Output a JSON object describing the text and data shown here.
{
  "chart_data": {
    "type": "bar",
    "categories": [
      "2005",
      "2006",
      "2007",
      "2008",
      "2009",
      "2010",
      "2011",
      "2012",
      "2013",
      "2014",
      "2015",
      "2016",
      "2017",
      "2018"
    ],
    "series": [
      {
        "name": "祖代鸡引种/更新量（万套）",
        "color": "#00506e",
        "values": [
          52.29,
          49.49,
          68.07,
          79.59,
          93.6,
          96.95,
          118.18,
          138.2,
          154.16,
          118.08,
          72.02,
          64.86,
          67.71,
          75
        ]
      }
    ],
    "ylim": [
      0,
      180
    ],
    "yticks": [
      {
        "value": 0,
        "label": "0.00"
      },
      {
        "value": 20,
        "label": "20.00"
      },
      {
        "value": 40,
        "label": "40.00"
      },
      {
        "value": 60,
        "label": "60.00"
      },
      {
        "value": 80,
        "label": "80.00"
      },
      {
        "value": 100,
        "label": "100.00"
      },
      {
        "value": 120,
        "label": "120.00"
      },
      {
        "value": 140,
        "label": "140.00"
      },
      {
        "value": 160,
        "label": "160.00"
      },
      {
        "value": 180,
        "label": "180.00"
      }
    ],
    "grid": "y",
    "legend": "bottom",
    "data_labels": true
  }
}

* * *

# TO DO:
Every entry above should be retyped exactly as shown.

# ANSWER TO THIS TASK:
Output a JSON object describing the text and data shown here.
{
  "chart_data": {
    "type": "bar",
    "categories": [
      "2005",
      "2006",
      "2007",
      "2008",
      "2009",
      "2010",
      "2011",
      "2012",
      "2013",
      "2014",
      "2015",
      "2016",
      "2017",
      "2018"
    ],
    "series": [
      {
        "name": "祖代鸡引种/更新量（万套）",
        "color": "#00506e",
        "values": [
          52.29,
          49.49,
          68.07,
          79.59,
          93.6,
          96.95,
          118.18,
          138.2,
          154.16,
          118.08,
          72.02,
          64.86,
          67.71,
          75
        ]
      }
    ],
    "ylim": [
      0,
      180
    ],
    "yticks": [
      {
        "value": 0,
        "label": "0.00"
      },
      {
        "value": 20,
        "label": "20.00"
      },
      {
        "value": 40,
        "label": "40.00"
      },
      {
        "value": 60,
        "label": "60.00"
      },
      {
        "value": 80,
        "label": "80.00"
      },
      {
        "value": 100,
        "label": "100.00"
      },
      {
        "value": 120,
        "label": "120.00"
      },
      {
        "value": 140,
        "label": "140.00"
      },
      {
        "value": 160,
        "label": "160.00"
      },
      {
        "value": 180,
        "label": "180.00"
      }
    ],
    "grid": "y",
    "legend": "bottom",
    "data_labels": true
  }
}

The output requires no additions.